* [Exercise material]:
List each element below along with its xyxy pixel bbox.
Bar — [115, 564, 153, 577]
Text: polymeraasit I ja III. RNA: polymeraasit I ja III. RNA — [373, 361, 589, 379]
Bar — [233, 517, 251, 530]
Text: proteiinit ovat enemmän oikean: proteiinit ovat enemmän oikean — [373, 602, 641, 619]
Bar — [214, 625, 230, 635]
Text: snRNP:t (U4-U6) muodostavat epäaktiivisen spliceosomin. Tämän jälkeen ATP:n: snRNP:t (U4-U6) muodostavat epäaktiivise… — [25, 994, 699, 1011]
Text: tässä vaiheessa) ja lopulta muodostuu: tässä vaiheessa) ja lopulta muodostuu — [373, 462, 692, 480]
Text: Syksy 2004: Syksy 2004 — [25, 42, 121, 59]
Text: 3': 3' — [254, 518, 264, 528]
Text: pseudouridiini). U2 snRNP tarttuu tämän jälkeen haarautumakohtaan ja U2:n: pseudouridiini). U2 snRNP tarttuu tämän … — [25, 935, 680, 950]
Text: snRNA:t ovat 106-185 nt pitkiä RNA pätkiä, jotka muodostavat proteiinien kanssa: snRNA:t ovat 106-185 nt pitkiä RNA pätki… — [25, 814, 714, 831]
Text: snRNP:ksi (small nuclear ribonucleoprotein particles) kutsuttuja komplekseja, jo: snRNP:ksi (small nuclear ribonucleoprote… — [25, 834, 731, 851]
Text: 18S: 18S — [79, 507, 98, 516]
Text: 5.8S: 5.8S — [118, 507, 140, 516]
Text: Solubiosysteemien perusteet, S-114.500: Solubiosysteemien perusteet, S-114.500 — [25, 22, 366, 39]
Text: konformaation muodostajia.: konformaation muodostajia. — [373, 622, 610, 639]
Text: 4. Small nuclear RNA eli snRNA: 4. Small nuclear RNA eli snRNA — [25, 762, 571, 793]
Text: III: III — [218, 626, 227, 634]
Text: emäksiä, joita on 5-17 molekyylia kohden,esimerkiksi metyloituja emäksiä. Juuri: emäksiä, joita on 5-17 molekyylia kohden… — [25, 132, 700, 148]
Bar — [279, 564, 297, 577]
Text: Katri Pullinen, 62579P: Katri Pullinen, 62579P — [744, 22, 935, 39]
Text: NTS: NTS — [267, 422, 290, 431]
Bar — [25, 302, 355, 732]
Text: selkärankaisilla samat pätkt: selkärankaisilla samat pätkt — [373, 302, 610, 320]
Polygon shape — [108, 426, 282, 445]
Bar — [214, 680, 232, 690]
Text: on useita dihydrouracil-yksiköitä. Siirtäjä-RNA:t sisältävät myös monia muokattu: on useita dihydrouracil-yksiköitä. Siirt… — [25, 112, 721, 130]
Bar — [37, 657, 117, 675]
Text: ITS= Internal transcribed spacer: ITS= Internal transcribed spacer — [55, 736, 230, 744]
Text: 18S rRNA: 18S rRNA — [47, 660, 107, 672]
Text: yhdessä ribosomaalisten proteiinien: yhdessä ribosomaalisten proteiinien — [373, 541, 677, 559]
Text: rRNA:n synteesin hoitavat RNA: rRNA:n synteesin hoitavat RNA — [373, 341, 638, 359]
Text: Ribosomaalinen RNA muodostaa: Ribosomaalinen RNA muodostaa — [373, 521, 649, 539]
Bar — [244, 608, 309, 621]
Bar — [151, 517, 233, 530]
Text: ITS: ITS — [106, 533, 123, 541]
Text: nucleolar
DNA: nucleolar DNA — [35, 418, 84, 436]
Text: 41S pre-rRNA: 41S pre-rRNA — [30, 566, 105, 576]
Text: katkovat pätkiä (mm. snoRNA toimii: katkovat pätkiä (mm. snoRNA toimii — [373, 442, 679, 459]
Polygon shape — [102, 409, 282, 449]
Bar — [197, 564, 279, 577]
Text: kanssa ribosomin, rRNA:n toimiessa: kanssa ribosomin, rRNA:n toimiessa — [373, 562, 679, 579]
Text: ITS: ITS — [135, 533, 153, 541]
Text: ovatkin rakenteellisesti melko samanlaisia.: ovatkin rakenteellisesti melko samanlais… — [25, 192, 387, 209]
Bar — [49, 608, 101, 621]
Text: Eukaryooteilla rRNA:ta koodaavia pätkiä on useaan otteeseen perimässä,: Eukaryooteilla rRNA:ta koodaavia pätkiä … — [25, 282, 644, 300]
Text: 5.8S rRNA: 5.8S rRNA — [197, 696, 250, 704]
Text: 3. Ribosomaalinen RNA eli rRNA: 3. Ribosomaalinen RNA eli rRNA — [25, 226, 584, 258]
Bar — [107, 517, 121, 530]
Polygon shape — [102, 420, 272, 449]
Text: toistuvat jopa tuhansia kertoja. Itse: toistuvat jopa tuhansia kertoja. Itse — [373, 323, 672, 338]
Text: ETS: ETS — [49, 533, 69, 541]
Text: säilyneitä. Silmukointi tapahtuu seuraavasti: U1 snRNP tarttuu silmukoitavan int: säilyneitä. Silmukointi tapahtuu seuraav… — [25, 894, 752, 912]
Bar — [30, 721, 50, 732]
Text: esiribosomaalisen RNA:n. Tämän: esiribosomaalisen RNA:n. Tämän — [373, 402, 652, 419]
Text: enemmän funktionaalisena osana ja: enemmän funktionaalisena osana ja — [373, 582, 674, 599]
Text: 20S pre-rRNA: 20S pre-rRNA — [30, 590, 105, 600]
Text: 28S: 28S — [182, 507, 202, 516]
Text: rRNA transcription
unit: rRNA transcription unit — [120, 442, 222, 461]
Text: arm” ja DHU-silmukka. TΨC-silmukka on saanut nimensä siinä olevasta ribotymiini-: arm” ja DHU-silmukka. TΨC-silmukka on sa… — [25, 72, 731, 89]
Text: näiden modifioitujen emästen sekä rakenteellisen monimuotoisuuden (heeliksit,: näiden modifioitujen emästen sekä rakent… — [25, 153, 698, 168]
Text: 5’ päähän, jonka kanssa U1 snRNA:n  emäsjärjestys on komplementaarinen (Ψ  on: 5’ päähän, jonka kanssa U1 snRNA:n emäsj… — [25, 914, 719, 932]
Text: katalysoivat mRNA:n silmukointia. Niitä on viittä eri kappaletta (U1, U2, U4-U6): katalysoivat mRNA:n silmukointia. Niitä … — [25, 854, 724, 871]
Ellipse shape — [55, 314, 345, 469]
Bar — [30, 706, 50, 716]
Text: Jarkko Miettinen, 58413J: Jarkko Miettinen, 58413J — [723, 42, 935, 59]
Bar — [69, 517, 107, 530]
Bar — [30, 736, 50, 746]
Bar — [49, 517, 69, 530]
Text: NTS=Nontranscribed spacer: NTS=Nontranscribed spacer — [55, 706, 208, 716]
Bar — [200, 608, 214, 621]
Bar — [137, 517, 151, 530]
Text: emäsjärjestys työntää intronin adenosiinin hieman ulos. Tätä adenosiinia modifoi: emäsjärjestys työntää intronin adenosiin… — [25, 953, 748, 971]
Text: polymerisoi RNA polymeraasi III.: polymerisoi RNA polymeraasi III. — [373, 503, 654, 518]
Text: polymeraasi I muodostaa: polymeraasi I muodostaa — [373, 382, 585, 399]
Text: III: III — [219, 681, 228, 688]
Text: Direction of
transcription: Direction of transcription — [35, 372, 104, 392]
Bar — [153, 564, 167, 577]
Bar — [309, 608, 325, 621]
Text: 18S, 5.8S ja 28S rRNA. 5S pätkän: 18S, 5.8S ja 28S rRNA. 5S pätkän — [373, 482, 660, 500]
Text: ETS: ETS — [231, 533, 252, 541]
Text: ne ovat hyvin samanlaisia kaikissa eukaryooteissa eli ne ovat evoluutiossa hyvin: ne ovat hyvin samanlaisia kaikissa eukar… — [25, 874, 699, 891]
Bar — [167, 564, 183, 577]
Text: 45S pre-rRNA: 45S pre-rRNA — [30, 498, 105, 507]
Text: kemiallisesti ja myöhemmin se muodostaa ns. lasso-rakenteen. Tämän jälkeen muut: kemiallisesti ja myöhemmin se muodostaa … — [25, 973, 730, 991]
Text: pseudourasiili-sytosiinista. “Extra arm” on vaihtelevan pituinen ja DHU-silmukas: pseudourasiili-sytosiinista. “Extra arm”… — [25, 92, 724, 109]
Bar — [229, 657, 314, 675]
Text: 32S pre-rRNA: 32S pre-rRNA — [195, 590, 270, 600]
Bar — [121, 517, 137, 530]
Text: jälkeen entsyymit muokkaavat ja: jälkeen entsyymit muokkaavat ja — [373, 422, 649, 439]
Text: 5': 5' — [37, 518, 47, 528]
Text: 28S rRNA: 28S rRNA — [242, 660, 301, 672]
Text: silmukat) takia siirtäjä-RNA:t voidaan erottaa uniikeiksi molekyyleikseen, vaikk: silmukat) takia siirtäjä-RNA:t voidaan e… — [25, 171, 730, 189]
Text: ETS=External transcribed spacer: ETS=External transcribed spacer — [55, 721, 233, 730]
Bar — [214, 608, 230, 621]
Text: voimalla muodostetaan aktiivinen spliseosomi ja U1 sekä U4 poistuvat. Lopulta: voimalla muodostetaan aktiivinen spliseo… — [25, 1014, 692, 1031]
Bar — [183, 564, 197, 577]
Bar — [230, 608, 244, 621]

* [Task prompt]:
Wherever the string "pätkiä" is found in the listing above, copy the line that contains it.

* [Written answer]:
Text: snRNA:t ovat 106-185 nt pitkiä RNA pätkiä, jotka muodostavat proteiinien kanssa: snRNA:t ovat 106-185 nt pitkiä RNA pätki… — [25, 814, 714, 831]
Text: katkovat pätkiä (mm. snoRNA toimii: katkovat pätkiä (mm. snoRNA toimii — [373, 442, 679, 459]
Text: Eukaryooteilla rRNA:ta koodaavia pätkiä on useaan otteeseen perimässä,: Eukaryooteilla rRNA:ta koodaavia pätkiä … — [25, 282, 644, 300]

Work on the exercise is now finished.